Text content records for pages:
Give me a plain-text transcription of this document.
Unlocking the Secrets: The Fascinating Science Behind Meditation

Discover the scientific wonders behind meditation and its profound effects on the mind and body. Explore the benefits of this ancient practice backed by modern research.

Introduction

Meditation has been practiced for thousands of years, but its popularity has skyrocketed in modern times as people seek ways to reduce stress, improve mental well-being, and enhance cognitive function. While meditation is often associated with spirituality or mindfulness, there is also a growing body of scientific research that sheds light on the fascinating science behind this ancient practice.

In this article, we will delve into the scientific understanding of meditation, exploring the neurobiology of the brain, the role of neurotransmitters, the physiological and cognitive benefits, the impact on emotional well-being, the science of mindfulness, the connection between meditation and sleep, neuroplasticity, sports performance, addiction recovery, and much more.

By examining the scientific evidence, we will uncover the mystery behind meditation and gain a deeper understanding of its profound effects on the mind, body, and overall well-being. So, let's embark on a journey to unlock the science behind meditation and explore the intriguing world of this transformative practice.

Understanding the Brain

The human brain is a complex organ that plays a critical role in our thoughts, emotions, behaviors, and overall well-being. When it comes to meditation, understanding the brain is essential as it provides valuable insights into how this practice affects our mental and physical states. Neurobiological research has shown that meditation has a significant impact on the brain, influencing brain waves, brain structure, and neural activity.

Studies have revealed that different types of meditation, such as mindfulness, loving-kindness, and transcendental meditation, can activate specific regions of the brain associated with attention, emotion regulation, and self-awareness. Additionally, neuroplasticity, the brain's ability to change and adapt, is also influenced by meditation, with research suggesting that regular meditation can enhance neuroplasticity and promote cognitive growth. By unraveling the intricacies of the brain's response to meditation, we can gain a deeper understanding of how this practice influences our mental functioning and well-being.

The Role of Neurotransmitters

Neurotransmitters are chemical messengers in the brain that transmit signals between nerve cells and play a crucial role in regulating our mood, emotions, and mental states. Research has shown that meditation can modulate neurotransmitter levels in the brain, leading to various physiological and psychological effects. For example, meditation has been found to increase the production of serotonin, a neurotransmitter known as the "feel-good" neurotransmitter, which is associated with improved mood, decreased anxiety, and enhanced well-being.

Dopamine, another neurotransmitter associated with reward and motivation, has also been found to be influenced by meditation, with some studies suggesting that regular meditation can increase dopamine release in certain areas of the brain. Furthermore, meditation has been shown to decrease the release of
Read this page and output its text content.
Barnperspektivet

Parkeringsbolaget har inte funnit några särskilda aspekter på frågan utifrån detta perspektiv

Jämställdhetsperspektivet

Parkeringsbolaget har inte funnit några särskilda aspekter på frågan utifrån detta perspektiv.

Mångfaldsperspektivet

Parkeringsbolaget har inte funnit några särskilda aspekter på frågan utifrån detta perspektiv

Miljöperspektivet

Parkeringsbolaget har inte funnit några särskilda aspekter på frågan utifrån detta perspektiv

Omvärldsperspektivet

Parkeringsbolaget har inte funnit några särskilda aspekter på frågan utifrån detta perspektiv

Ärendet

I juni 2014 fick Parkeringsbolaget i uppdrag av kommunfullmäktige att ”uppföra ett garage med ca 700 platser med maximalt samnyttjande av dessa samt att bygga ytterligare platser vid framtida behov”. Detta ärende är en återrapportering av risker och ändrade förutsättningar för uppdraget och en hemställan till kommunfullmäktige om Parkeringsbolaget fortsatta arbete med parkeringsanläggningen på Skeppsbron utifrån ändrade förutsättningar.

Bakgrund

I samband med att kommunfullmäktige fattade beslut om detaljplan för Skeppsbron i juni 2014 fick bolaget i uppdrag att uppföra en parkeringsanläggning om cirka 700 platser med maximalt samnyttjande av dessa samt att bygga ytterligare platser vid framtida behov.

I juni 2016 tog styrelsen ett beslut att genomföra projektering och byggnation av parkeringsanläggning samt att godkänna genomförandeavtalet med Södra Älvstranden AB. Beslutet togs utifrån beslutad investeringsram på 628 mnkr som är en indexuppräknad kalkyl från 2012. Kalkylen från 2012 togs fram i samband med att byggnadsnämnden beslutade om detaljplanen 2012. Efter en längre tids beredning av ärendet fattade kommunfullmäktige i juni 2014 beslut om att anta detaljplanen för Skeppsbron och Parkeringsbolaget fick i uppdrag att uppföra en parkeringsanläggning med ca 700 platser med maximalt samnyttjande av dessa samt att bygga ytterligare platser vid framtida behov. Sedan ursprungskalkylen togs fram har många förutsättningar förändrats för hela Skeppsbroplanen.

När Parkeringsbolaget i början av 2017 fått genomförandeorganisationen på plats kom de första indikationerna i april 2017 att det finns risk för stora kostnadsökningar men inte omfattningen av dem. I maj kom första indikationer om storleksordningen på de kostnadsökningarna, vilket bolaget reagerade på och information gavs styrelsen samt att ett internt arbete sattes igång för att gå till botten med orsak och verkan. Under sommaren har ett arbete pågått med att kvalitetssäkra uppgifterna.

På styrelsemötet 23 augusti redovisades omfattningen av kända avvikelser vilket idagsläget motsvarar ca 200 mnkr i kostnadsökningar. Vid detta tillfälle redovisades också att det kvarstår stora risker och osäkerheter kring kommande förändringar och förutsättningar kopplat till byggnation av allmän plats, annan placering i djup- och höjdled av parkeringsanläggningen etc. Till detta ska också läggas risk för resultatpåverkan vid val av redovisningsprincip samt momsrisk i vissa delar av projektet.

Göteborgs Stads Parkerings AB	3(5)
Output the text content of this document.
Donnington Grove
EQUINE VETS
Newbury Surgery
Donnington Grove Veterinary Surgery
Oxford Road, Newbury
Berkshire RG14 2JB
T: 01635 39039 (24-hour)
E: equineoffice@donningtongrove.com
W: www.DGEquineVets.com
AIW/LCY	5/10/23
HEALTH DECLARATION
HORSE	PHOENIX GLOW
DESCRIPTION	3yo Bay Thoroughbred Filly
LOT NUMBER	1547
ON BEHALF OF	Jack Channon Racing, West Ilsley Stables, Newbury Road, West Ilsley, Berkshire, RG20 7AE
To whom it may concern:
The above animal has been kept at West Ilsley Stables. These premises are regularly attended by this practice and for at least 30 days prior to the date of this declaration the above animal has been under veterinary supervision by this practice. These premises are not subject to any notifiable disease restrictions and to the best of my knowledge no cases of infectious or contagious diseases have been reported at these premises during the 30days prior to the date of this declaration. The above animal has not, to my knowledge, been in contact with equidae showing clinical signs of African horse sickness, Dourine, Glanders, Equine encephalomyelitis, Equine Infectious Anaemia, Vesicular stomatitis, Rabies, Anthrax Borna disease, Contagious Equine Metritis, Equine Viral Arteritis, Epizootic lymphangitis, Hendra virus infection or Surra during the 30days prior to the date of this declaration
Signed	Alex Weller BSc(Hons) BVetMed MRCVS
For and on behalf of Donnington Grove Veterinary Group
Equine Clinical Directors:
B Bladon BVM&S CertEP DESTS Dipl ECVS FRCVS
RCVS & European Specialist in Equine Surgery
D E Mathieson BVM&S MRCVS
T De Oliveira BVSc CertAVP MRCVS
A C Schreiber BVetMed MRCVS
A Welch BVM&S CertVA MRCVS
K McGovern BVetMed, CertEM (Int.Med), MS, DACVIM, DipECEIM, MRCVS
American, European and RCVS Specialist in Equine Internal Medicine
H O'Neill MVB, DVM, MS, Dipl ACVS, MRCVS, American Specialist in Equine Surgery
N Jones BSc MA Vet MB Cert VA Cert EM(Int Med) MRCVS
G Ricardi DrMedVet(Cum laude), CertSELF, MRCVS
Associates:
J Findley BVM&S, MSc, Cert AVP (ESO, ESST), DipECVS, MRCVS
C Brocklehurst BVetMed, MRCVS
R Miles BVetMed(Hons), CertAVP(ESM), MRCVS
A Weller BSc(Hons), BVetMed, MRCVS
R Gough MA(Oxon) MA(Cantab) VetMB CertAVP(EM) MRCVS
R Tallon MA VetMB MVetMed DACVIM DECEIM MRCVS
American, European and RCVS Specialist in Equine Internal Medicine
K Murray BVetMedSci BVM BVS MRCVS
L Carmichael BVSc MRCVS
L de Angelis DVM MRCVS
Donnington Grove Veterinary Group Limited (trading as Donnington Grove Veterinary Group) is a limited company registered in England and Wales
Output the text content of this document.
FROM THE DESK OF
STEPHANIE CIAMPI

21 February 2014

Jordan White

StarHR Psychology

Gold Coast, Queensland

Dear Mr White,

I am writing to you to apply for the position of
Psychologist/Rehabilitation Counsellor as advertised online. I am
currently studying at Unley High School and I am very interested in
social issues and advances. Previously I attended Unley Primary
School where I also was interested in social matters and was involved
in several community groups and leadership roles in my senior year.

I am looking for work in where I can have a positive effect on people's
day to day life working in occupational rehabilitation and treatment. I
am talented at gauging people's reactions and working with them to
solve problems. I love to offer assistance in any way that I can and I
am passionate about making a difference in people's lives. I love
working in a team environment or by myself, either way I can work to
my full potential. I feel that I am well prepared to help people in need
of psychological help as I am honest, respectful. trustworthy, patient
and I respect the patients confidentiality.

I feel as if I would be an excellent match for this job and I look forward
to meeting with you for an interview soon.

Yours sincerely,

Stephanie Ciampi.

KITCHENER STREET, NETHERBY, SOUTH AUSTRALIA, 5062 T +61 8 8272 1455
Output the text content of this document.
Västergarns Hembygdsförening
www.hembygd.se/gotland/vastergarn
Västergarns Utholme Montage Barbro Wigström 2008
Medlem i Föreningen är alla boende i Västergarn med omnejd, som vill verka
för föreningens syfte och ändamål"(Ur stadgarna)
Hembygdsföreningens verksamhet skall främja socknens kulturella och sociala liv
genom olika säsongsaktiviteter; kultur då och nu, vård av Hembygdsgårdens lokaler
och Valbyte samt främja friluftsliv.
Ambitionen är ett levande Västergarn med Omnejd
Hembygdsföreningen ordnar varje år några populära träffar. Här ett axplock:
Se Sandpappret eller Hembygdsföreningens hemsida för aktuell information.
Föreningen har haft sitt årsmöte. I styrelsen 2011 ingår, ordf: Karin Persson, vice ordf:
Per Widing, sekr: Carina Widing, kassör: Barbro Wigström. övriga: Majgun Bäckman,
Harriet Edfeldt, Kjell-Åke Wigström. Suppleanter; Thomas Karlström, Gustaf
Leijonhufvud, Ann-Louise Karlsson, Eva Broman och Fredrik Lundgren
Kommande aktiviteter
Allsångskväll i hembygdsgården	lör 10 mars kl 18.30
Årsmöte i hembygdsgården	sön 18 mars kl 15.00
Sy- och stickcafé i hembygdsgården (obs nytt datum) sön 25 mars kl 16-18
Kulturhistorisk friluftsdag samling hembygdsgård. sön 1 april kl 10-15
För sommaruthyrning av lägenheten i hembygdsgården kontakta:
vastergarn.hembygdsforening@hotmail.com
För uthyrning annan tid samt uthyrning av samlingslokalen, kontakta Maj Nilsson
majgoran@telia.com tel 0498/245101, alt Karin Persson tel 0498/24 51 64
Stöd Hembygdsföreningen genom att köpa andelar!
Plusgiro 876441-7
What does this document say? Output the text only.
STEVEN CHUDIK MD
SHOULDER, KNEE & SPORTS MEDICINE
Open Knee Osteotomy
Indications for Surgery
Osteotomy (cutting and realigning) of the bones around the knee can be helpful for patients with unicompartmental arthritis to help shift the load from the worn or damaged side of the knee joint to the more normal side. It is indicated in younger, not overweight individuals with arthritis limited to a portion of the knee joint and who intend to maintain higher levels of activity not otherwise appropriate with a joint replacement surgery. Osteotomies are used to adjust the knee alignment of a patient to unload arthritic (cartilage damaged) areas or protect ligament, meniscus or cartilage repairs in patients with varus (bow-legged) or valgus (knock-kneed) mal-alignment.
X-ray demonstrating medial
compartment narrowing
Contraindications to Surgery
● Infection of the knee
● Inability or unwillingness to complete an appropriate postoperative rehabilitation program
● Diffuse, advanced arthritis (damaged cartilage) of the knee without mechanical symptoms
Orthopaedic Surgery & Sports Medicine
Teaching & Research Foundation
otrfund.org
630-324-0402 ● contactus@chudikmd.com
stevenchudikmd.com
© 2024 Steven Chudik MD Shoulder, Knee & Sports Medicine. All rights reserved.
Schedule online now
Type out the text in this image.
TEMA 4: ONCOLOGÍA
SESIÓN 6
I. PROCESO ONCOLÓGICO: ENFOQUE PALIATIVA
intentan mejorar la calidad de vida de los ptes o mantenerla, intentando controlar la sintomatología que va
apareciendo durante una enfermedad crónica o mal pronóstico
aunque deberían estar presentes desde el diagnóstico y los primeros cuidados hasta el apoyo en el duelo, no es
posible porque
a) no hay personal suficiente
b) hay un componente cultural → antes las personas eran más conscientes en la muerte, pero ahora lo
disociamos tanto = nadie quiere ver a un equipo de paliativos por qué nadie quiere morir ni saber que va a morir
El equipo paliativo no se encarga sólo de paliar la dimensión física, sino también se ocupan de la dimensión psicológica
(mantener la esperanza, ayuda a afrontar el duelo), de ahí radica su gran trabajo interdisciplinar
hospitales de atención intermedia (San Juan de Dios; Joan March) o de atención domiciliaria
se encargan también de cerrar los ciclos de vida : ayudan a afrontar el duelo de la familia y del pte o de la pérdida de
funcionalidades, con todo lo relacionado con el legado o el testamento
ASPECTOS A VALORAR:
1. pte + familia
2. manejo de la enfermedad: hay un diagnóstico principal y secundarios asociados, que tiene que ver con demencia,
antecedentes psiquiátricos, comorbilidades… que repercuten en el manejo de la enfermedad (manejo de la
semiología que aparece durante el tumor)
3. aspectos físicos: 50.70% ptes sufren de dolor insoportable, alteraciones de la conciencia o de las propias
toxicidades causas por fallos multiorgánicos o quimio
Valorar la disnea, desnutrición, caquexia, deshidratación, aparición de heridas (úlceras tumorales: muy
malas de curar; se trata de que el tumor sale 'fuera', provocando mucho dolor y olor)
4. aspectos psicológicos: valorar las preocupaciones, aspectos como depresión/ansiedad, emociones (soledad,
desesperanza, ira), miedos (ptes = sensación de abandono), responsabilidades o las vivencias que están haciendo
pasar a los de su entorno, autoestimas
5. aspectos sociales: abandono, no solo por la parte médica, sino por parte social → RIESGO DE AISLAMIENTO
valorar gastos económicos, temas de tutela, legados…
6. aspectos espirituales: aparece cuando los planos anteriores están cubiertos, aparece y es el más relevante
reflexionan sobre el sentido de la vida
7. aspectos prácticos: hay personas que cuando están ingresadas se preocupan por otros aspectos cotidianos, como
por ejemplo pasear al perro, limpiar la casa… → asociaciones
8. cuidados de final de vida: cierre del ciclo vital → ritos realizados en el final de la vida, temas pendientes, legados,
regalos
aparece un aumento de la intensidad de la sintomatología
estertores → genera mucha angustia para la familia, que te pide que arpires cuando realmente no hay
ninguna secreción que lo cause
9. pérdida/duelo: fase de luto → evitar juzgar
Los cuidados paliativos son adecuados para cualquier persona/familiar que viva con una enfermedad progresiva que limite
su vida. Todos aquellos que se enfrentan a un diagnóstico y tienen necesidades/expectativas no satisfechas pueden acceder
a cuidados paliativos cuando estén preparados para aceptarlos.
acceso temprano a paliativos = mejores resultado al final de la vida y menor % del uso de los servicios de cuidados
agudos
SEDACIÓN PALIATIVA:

→ Problem statement: In which lines of the records does the word "increase" appear? Copy each of them.

→ Written response:
Neurotransmitters are chemical messengers in the brain that transmit signals between nerve cells and play a crucial role in regulating our mood, emotions, and mental states. Research has shown that meditation can modulate neurotransmitter levels in the brain, leading to various physiological and psychological effects. For example, meditation has been found to increase the production of serotonin, a neurotransmitter known as the "feel-good" neurotransmitter, which is associated with improved mood, decreased anxiety, and enhanced well-being.
Dopamine, another neurotransmitter associated with reward and motivation, has also been found to be influenced by meditation, with some studies suggesting that regular meditation can increase dopamine release in certain areas of the brain. Furthermore, meditation has been shown to decrease the release of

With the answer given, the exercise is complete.